* [Task to carry out]
Please reproduce every record, keeping each one exactly as written.

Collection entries
# # #
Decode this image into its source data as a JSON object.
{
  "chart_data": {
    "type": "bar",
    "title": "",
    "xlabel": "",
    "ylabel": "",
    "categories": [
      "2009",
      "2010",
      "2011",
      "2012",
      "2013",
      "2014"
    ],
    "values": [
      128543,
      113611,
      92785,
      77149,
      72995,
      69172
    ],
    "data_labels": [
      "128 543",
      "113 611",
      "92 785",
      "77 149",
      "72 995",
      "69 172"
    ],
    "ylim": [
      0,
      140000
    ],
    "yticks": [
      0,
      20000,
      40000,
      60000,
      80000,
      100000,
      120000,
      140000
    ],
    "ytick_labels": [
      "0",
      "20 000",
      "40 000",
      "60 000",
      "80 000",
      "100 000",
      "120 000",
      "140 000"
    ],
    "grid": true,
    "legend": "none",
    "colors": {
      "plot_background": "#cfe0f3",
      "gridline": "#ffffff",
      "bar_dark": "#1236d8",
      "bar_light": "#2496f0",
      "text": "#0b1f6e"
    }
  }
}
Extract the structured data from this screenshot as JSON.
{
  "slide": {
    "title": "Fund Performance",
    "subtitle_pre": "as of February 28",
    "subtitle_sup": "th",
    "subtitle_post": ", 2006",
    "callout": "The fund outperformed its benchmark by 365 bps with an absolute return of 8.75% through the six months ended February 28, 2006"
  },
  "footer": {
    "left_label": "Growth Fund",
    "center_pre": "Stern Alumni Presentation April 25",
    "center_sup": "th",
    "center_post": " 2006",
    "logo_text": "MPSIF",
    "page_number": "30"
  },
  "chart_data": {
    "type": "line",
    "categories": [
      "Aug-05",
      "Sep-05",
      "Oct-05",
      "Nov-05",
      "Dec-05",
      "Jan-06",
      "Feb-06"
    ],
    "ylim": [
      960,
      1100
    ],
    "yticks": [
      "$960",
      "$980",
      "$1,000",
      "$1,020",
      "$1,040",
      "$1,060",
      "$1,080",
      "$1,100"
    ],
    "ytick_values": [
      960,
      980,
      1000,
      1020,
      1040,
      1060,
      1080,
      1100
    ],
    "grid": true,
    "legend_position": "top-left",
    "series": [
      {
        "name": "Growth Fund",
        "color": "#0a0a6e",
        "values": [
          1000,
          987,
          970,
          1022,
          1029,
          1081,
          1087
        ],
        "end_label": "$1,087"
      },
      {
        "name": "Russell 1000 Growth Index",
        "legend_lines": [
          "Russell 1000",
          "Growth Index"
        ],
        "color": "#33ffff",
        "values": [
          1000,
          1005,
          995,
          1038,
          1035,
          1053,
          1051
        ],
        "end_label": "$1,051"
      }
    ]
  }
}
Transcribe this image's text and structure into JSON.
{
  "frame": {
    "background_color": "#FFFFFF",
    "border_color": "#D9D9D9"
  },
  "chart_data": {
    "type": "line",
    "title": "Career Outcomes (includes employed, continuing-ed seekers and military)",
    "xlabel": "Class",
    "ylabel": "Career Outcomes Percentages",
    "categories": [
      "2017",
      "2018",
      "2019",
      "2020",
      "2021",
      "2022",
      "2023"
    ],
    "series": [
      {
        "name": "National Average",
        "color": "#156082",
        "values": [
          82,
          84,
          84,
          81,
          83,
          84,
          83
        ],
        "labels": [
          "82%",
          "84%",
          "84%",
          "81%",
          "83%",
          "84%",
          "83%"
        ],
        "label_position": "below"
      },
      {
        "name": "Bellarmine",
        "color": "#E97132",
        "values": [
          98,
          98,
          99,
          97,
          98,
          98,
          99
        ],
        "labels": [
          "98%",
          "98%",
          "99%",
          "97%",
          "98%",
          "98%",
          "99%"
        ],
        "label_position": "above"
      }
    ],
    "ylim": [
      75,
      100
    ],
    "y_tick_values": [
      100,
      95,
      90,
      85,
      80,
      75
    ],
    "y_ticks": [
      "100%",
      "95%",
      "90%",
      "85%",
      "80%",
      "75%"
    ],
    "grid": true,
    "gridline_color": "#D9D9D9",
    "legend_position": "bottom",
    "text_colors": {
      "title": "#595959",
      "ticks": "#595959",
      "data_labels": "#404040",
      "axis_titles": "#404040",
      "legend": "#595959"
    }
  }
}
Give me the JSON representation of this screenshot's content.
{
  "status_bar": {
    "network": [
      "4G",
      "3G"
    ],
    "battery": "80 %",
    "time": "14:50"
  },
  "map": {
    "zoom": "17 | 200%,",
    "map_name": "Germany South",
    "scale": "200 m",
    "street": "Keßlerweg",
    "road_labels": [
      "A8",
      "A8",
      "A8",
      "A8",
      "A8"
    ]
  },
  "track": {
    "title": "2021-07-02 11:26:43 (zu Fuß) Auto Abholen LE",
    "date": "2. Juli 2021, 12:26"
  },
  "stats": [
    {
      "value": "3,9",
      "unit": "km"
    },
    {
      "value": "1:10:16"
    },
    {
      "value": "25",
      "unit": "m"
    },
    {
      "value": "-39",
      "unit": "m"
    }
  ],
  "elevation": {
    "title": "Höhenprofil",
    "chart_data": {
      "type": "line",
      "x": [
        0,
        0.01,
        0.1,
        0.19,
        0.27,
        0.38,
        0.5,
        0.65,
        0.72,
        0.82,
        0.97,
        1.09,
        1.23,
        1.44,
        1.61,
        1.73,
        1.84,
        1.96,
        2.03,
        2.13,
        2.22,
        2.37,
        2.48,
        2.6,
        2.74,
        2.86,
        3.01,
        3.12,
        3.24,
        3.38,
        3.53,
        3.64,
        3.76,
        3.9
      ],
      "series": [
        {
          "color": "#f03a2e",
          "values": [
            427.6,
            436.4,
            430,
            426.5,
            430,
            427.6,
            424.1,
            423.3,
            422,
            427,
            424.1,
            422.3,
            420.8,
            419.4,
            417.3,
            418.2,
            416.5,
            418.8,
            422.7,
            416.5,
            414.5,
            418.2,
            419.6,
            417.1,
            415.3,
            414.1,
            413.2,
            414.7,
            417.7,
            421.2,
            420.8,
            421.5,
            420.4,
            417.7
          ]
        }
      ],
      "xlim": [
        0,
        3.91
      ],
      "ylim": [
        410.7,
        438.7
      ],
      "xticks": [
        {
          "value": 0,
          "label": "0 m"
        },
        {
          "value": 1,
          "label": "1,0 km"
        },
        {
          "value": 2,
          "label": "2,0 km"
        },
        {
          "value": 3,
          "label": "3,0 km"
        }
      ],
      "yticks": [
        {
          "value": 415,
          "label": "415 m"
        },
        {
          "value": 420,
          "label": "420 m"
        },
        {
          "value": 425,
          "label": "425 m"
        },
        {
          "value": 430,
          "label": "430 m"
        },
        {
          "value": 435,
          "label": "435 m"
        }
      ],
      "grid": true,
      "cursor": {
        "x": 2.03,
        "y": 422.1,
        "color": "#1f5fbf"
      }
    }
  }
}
# # #
* [Solution to this problem]
Decode this image into its source data as a JSON object.
{
  "chart_data": {
    "type": "bar",
    "title": "",
    "xlabel": "",
    "ylabel": "",
    "categories": [
      "2009",
      "2010",
      "2011",
      "2012",
      "2013",
      "2014"
    ],
    "values": [
      128543,
      113611,
      92785,
      77149,
      72995,
      69172
    ],
    "data_labels": [
      "128 543",
      "113 611",
      "92 785",
      "77 149",
      "72 995",
      "69 172"
    ],
    "ylim": [
      0,
      140000
    ],
    "yticks": [
      0,
      20000,
      40000,
      60000,
      80000,
      100000,
      120000,
      140000
    ],
    "ytick_labels": [
      "0",
      "20 000",
      "40 000",
      "60 000",
      "80 000",
      "100 000",
      "120 000",
      "140 000"
    ],
    "grid": true,
    "legend": "none",
    "colors": {
      "plot_background": "#cfe0f3",
      "gridline": "#ffffff",
      "bar_dark": "#1236d8",
      "bar_light": "#2496f0",
      "text": "#0b1f6e"
    }
  }
}
Extract the structured data from this screenshot as JSON.
{
  "slide": {
    "title": "Fund Performance",
    "subtitle_pre": "as of February 28",
    "subtitle_sup": "th",
    "subtitle_post": ", 2006",
    "callout": "The fund outperformed its benchmark by 365 bps with an absolute return of 8.75% through the six months ended February 28, 2006"
  },
  "footer": {
    "left_label": "Growth Fund",
    "center_pre": "Stern Alumni Presentation April 25",
    "center_sup": "th",
    "center_post": " 2006",
    "logo_text": "MPSIF",
    "page_number": "30"
  },
  "chart_data": {
    "type": "line",
    "categories": [
      "Aug-05",
      "Sep-05",
      "Oct-05",
      "Nov-05",
      "Dec-05",
      "Jan-06",
      "Feb-06"
    ],
    "ylim": [
      960,
      1100
    ],
    "yticks": [
      "$960",
      "$980",
      "$1,000",
      "$1,020",
      "$1,040",
      "$1,060",
      "$1,080",
      "$1,100"
    ],
    "ytick_values": [
      960,
      980,
      1000,
      1020,
      1040,
      1060,
      1080,
      1100
    ],
    "grid": true,
    "legend_position": "top-left",
    "series": [
      {
        "name": "Growth Fund",
        "color": "#0a0a6e",
        "values": [
          1000,
          987,
          970,
          1022,
          1029,
          1081,
          1087
        ],
        "end_label": "$1,087"
      },
      {
        "name": "Russell 1000 Growth Index",
        "legend_lines": [
          "Russell 1000",
          "Growth Index"
        ],
        "color": "#33ffff",
        "values": [
          1000,
          1005,
          995,
          1038,
          1035,
          1053,
          1051
        ],
        "end_label": "$1,051"
      }
    ]
  }
}
Transcribe this image's text and structure into JSON.
{
  "frame": {
    "background_color": "#FFFFFF",
    "border_color": "#D9D9D9"
  },
  "chart_data": {
    "type": "line",
    "title": "Career Outcomes (includes employed, continuing-ed seekers and military)",
    "xlabel": "Class",
    "ylabel": "Career Outcomes Percentages",
    "categories": [
      "2017",
      "2018",
      "2019",
      "2020",
      "2021",
      "2022",
      "2023"
    ],
    "series": [
      {
        "name": "National Average",
        "color": "#156082",
        "values": [
          82,
          84,
          84,
          81,
          83,
          84,
          83
        ],
        "labels": [
          "82%",
          "84%",
          "84%",
          "81%",
          "83%",
          "84%",
          "83%"
        ],
        "label_position": "below"
      },
      {
        "name": "Bellarmine",
        "color": "#E97132",
        "values": [
          98,
          98,
          99,
          97,
          98,
          98,
          99
        ],
        "labels": [
          "98%",
          "98%",
          "99%",
          "97%",
          "98%",
          "98%",
          "99%"
        ],
        "label_position": "above"
      }
    ],
    "ylim": [
      75,
      100
    ],
    "y_tick_values": [
      100,
      95,
      90,
      85,
      80,
      75
    ],
    "y_ticks": [
      "100%",
      "95%",
      "90%",
      "85%",
      "80%",
      "75%"
    ],
    "grid": true,
    "gridline_color": "#D9D9D9",
    "legend_position": "bottom",
    "text_colors": {
      "title": "#595959",
      "ticks": "#595959",
      "data_labels": "#404040",
      "axis_titles": "#404040",
      "legend": "#595959"
    }
  }
}
Give me the JSON representation of this screenshot's content.
{
  "status_bar": {
    "network": [
      "4G",
      "3G"
    ],
    "battery": "80 %",
    "time": "14:50"
  },
  "map": {
    "zoom": "17 | 200%,",
    "map_name": "Germany South",
    "scale": "200 m",
    "street": "Keßlerweg",
    "road_labels": [
      "A8",
      "A8",
      "A8",
      "A8",
      "A8"
    ]
  },
  "track": {
    "title": "2021-07-02 11:26:43 (zu Fuß) Auto Abholen LE",
    "date": "2. Juli 2021, 12:26"
  },
  "stats": [
    {
      "value": "3,9",
      "unit": "km"
    },
    {
      "value": "1:10:16"
    },
    {
      "value": "25",
      "unit": "m"
    },
    {
      "value": "-39",
      "unit": "m"
    }
  ],
  "elevation": {
    "title": "Höhenprofil",
    "chart_data": {
      "type": "line",
      "x": [
        0,
        0.01,
        0.1,
        0.19,
        0.27,
        0.38,
        0.5,
        0.65,
        0.72,
        0.82,
        0.97,
        1.09,
        1.23,
        1.44,
        1.61,
        1.73,
        1.84,
        1.96,
        2.03,
        2.13,
        2.22,
        2.37,
        2.48,
        2.6,
        2.74,
        2.86,
        3.01,
        3.12,
        3.24,
        3.38,
        3.53,
        3.64,
        3.76,
        3.9
      ],
      "series": [
        {
          "color": "#f03a2e",
          "values": [
            427.6,
            436.4,
            430,
            426.5,
            430,
            427.6,
            424.1,
            423.3,
            422,
            427,
            424.1,
            422.3,
            420.8,
            419.4,
            417.3,
            418.2,
            416.5,
            418.8,
            422.7,
            416.5,
            414.5,
            418.2,
            419.6,
            417.1,
            415.3,
            414.1,
            413.2,
            414.7,
            417.7,
            421.2,
            420.8,
            421.5,
            420.4,
            417.7
          ]
        }
      ],
      "xlim": [
        0,
        3.91
      ],
      "ylim": [
        410.7,
        438.7
      ],
      "xticks": [
        {
          "value": 0,
          "label": "0 m"
        },
        {
          "value": 1,
          "label": "1,0 km"
        },
        {
          "value": 2,
          "label": "2,0 km"
        },
        {
          "value": 3,
          "label": "3,0 km"
        }
      ],
      "yticks": [
        {
          "value": 415,
          "label": "415 m"
        },
        {
          "value": 420,
          "label": "420 m"
        },
        {
          "value": 425,
          "label": "425 m"
        },
        {
          "value": 430,
          "label": "430 m"
        },
        {
          "value": 435,
          "label": "435 m"
        }
      ],
      "grid": true,
      "cursor": {
        "x": 2.03,
        "y": 422.1,
        "color": "#1f5fbf"
      }
    }
  }
}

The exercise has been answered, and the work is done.